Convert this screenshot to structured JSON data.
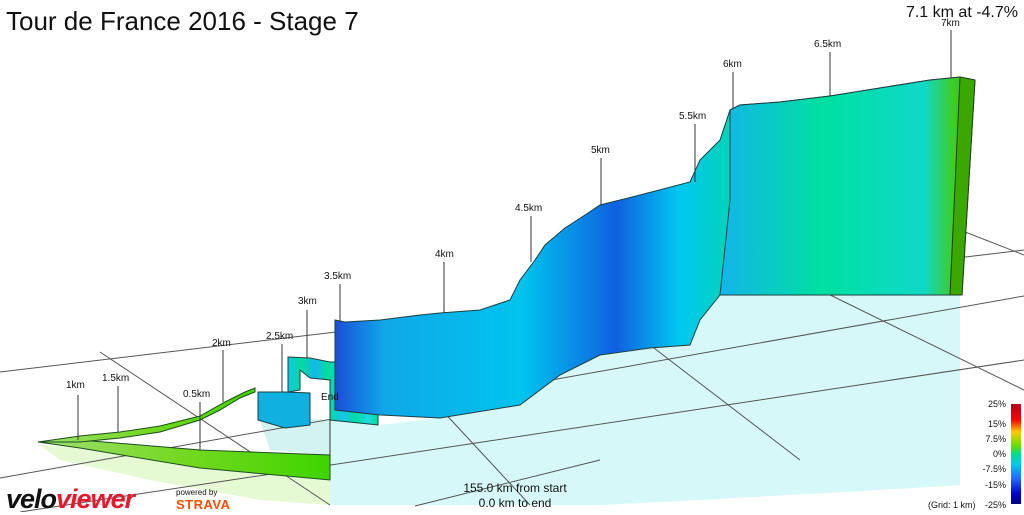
{
  "header": {
    "title": "Tour de France 2016 - Stage 7",
    "segment_info": "7.1 km at -4.7%"
  },
  "profile": {
    "km_markers": [
      "0.5km",
      "1km",
      "1.5km",
      "2km",
      "2.5km",
      "3km",
      "3.5km",
      "4km",
      "4.5km",
      "5km",
      "5.5km",
      "6km",
      "6.5km",
      "7km"
    ],
    "end_marker": "End"
  },
  "footer": {
    "from_start": "155.0 km from start",
    "to_end": "0.0 km to end"
  },
  "legend": {
    "scale_labels": [
      "25%",
      "15%",
      "7.5%",
      "0%",
      "-7.5%",
      "-15%",
      "-25%"
    ],
    "grid_note": "(Grid: 1 km)"
  },
  "branding": {
    "logo_part1": "velo",
    "logo_part2": "viewer",
    "powered_by": "powered by",
    "strava": "STRAVA"
  },
  "colors": {
    "grade_cyan": "#00d2f0",
    "grade_green": "#00e08c",
    "grade_blue": "#1060e0",
    "grade_lime": "#50c800",
    "ground_fill": "#c8f5f5",
    "grid_line": "#555555",
    "brand_red": "#e8182c",
    "strava_orange": "#fc4c02"
  }
}
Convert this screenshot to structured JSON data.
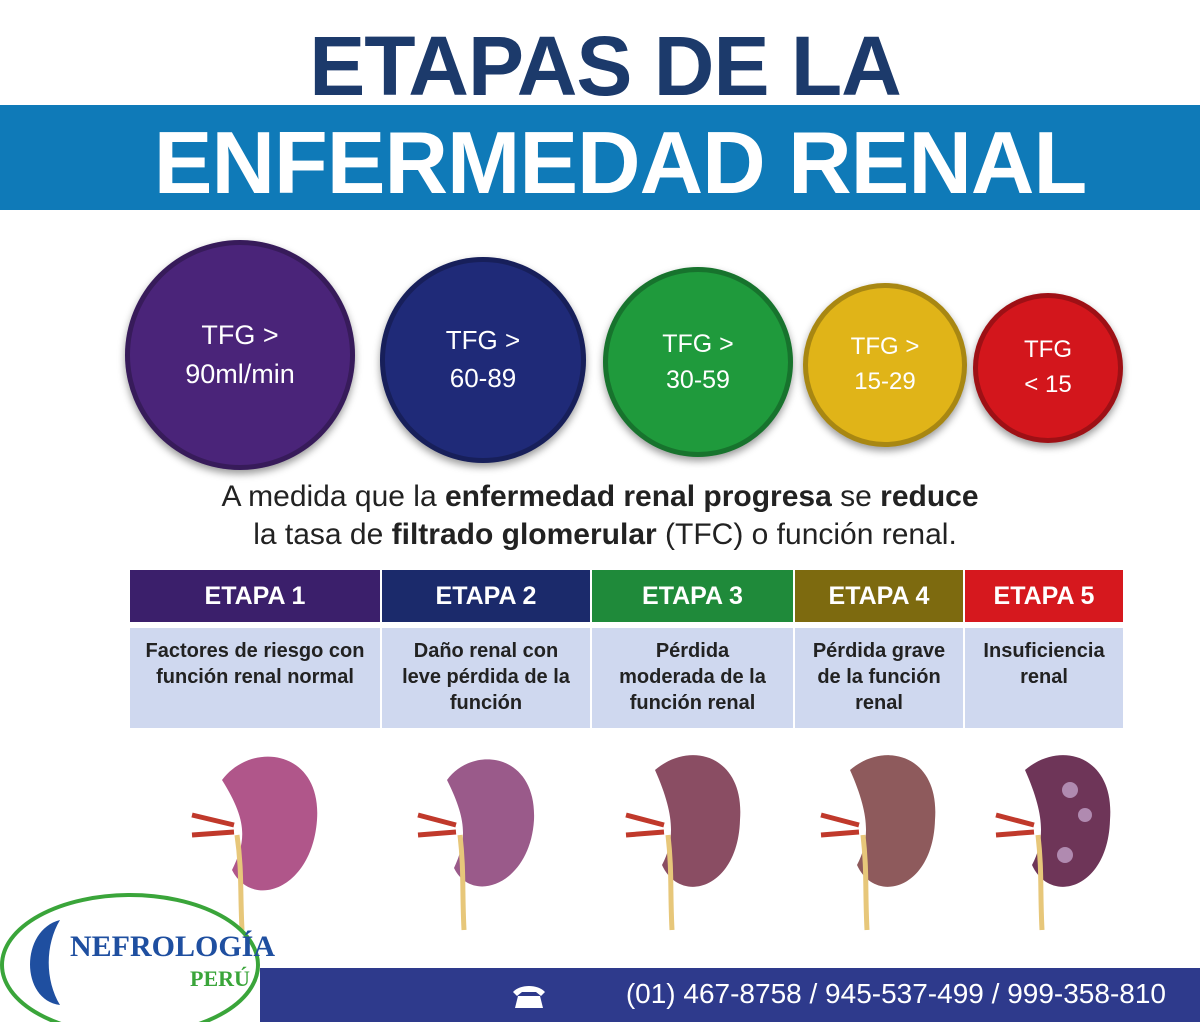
{
  "header": {
    "line1": "ETAPAS DE LA",
    "line2": "ENFERMEDAD RENAL"
  },
  "circles": [
    {
      "line1": "TFG >",
      "line2": "90ml/min",
      "color": "#4a2479"
    },
    {
      "line1": "TFG >",
      "line2": "60-89",
      "color": "#1f2a78"
    },
    {
      "line1": "TFG >",
      "line2": "30-59",
      "color": "#1f9a3c"
    },
    {
      "line1": "TFG >",
      "line2": "15-29",
      "color": "#e0b418"
    },
    {
      "line1": "TFG",
      "line2": "< 15",
      "color": "#d3161c"
    }
  ],
  "description": {
    "lines": [
      [
        {
          "text": "A medida que la ",
          "bold": false
        },
        {
          "text": "enfermedad renal progresa",
          "bold": true
        },
        {
          "text": " se ",
          "bold": false
        },
        {
          "text": "reduce",
          "bold": true
        }
      ],
      [
        {
          "text": "la tasa de ",
          "bold": false
        },
        {
          "text": "filtrado glomerular",
          "bold": true
        },
        {
          "text": " (TFC) o función renal.",
          "bold": false
        }
      ]
    ]
  },
  "stages": [
    {
      "title": "ETAPA 1",
      "description": "Factores de riesgo con función renal normal",
      "color": "#3b1f6b"
    },
    {
      "title": "ETAPA 2",
      "description": "Daño renal con leve pérdida de la función",
      "color": "#1b2a6b"
    },
    {
      "title": "ETAPA 3",
      "description": "Pérdida moderada de la función renal",
      "color": "#1f8a3a"
    },
    {
      "title": "ETAPA 4",
      "description": "Pérdida grave de la función renal",
      "color": "#7d6a0f"
    },
    {
      "title": "ETAPA 5",
      "description": "Insuficiencia renal",
      "color": "#d6181e"
    }
  ],
  "footer": {
    "logo_line1": "NEFROLOGÍA",
    "logo_line2": "PERÚ",
    "phones": "(01) 467-8758 / 945-537-499 / 999-358-810"
  }
}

• [Task requirements]:
Transcribe the full listing above exactly, with the images removed.

• [Exercise answer]:
Convert this screenshot to structured JSON data.
{
  "header": {
    "title": "Tour de France 2016 - Stage 7",
    "segment_info": "7.1 km at -4.7%"
  },
  "profile": {
    "km_markers": [
      "0.5km",
      "1km",
      "1.5km",
      "2km",
      "2.5km",
      "3km",
      "3.5km",
      "4km",
      "4.5km",
      "5km",
      "5.5km",
      "6km",
      "6.5km",
      "7km"
    ],
    "end_marker": "End"
  },
  "footer": {
    "from_start": "155.0 km from start",
    "to_end": "0.0 km to end"
  },
  "legend": {
    "scale_labels": [
      "25%",
      "15%",
      "7.5%",
      "0%",
      "-7.5%",
      "-15%",
      "-25%"
    ],
    "grid_note": "(Grid: 1 km)"
  },
  "branding": {
    "logo_part1": "velo",
    "logo_part2": "viewer",
    "powered_by": "powered by",
    "strava": "STRAVA"
  },
  "colors": {
    "grade_cyan": "#00d2f0",
    "grade_green": "#00e08c",
    "grade_blue": "#1060e0",
    "grade_lime": "#50c800",
    "ground_fill": "#c8f5f5",
    "grid_line": "#555555",
    "brand_red": "#e8182c",
    "strava_orange": "#fc4c02"
  }
}
Convert this screenshot to structured JSON data.
{
  "header": {
    "line1": "ETAPAS DE LA",
    "line2": "ENFERMEDAD RENAL"
  },
  "circles": [
    {
      "line1": "TFG >",
      "line2": "90ml/min",
      "color": "#4a2479"
    },
    {
      "line1": "TFG >",
      "line2": "60-89",
      "color": "#1f2a78"
    },
    {
      "line1": "TFG >",
      "line2": "30-59",
      "color": "#1f9a3c"
    },
    {
      "line1": "TFG >",
      "line2": "15-29",
      "color": "#e0b418"
    },
    {
      "line1": "TFG",
      "line2": "< 15",
      "color": "#d3161c"
    }
  ],
  "description": {
    "lines": [
      [
        {
          "text": "A medida que la ",
          "bold": false
        },
        {
          "text": "enfermedad renal progresa",
          "bold": true
        },
        {
          "text": " se ",
          "bold": false
        },
        {
          "text": "reduce",
          "bold": true
        }
      ],
      [
        {
          "text": "la tasa de ",
          "bold": false
        },
        {
          "text": "filtrado glomerular",
          "bold": true
        },
        {
          "text": " (TFC) o función renal.",
          "bold": false
        }
      ]
    ]
  },
  "stages": [
    {
      "title": "ETAPA 1",
      "description": "Factores de riesgo con función renal normal",
      "color": "#3b1f6b"
    },
    {
      "title": "ETAPA 2",
      "description": "Daño renal con leve pérdida de la función",
      "color": "#1b2a6b"
    },
    {
      "title": "ETAPA 3",
      "description": "Pérdida moderada de la función renal",
      "color": "#1f8a3a"
    },
    {
      "title": "ETAPA 4",
      "description": "Pérdida grave de la función renal",
      "color": "#7d6a0f"
    },
    {
      "title": "ETAPA 5",
      "description": "Insuficiencia renal",
      "color": "#d6181e"
    }
  ],
  "footer": {
    "logo_line1": "NEFROLOGÍA",
    "logo_line2": "PERÚ",
    "phones": "(01) 467-8758 / 945-537-499 / 999-358-810"
  }
}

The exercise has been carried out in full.